begin Excerpt

Pups
There is a guy at my work who is into puppy play. I know this because I have some friends in the gay puppy community. I don’t give two shits what anyone I work with does to get off. All well and good, except… he wants us to call him Spike, his puppy name. Isn’t this a case of him involving everyone at work in his sex life, whether we want to be involved or not?
Disturbed Over Gratuitous Gratifications Of Naming Experience
“It’s important to note, firstly, that pup play isn’t a sexual activity so much as it is a head space,” said Amp, a puppy, a gamer, a porn performer, and the cohost of Watts The Safeword, a kink-friendly sex-education YouTube channel. “For DOGGONE’s coworker, pup play may be a comfort thing, or a social thing, or even a way for him to redefine who he is as a person so that he can take control.”
Amp, who is 26 and lives in Seattle, got into pup play about five years ago.
“A daddy and his pup joined a group of friends on a gay camping trip,” said Amp. “Their bond just seemed to glow, and their relationship stuck with me as something I wanted in my life. For me, yes, pup play can get sexual with my Daddy, but Amp is just who I am when I’m out and about.”
Like your coworker, DOGGONE, Amp goes by his puppy name socially and professionally. So I put this question to him: Does he get a secret thrill and/or a visible boner when a coworker, barista, casual friend, or rando calls him by his pup name?
“God no!” said Amp. “If someone calls me ‘pup’ in a really sexual way or an aggressive way, maybe, but not when someone is simply using your name. A pup name is essentially a nickname, and people use nicknames socially and professionally. So long as the kinkier aspects of pup play—tail wagging, barking, ball chasing—are kept out of the workplace, DOGGONE’s coworker using his puppy name at work doesn’t involve the office in his sex life.”
A quick thought experiment, DOGGONE: Let’s say a female coworker married a man—a really hot man—and later confided in you that she married him because the sex was great. And let’s say she took her new husband’s last name. Would using her new last name “involve” you in her sex life? Being married partly defines who she is, it led her to take a new name, and sex is an important part of her marriage. But her new name isn’t just about sex—it’s about identity, intimacy, connection, and sex.

end Excerpt
begin Given entries

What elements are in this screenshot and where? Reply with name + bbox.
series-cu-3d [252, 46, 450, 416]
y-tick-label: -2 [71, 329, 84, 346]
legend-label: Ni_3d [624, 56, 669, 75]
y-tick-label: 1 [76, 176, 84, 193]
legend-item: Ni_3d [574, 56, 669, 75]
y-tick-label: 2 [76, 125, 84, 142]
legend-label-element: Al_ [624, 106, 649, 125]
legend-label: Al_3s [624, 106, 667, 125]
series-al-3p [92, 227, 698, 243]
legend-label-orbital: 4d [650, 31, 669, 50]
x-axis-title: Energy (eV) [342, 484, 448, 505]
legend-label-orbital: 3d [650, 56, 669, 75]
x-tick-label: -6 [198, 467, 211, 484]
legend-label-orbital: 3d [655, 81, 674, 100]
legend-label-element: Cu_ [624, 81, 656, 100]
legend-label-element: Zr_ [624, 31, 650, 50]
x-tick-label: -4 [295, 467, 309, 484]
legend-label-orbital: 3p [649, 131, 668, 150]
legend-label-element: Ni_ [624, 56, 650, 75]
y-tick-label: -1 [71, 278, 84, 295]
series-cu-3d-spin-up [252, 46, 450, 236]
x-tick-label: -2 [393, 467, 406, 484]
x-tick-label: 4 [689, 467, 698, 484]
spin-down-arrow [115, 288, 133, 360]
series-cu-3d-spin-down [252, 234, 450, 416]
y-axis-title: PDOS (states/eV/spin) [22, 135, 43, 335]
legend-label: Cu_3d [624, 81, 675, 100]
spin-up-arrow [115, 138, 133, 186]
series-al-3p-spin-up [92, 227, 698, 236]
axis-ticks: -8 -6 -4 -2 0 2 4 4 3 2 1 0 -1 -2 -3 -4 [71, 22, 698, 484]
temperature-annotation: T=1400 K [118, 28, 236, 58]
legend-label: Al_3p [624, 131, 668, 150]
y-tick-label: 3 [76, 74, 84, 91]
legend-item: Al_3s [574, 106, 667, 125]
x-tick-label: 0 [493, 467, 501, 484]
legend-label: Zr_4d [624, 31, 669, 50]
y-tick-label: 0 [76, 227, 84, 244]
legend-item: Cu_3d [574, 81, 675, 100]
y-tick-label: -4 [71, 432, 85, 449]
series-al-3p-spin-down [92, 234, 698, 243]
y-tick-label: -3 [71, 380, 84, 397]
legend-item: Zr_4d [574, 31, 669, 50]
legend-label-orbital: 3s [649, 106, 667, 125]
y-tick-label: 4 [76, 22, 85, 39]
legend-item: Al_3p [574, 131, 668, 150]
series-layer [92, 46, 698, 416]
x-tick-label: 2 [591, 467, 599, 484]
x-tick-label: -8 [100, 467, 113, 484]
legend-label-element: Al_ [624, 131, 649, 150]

end Given entries

Carry on the advice column about a coworker's puppy name, starting right after its last sentence.

◆ **Result**:
Pup play isn’t as serious a business as marriage, of course, but you should be able to extend the same courtesy to Spike that you wouldn’t hesitate to extend to your hypothetical straight female coworker—that is, use the names you’ve been asked to use without obsessing over their respective sex lives.
“DOGGONE should always respect how someone identifies and asks to be named,” said Amp, “and regard the sexual or kink aspects of someone’s name choice as a separate detail.”
You can—and should—follow Amp on Twitter at @Pup_Amp.
I recently synced my phone contacts to my Twitter account. When I was scrolling through the list of people who turned up from my contacts, I saw a username that looked out of place. It was the account of a low-key traditional-guy friend of mine. To my surprise, on the account he was dressed as a woman in a few of the pictures and was with another Twitter user who is a popular dominatrix in the area where he lives. I’m sex-positive and support people who are gender nonconforming, of course. I also work for a porn company, so I don’t judge anyone who participates in BDSM. My concern is that I don’t know if this person is aware that his account can be found via a regular old social media and phone sync. I don’t want him to get outed for being a fetishist or possibly being gender questioning or transgender if he does not want to be out. Should I give him a heads up? Should I keep my mouth shut? I want to be respectful.
Knowing Isn’t Necessarily Knowledge, Yes?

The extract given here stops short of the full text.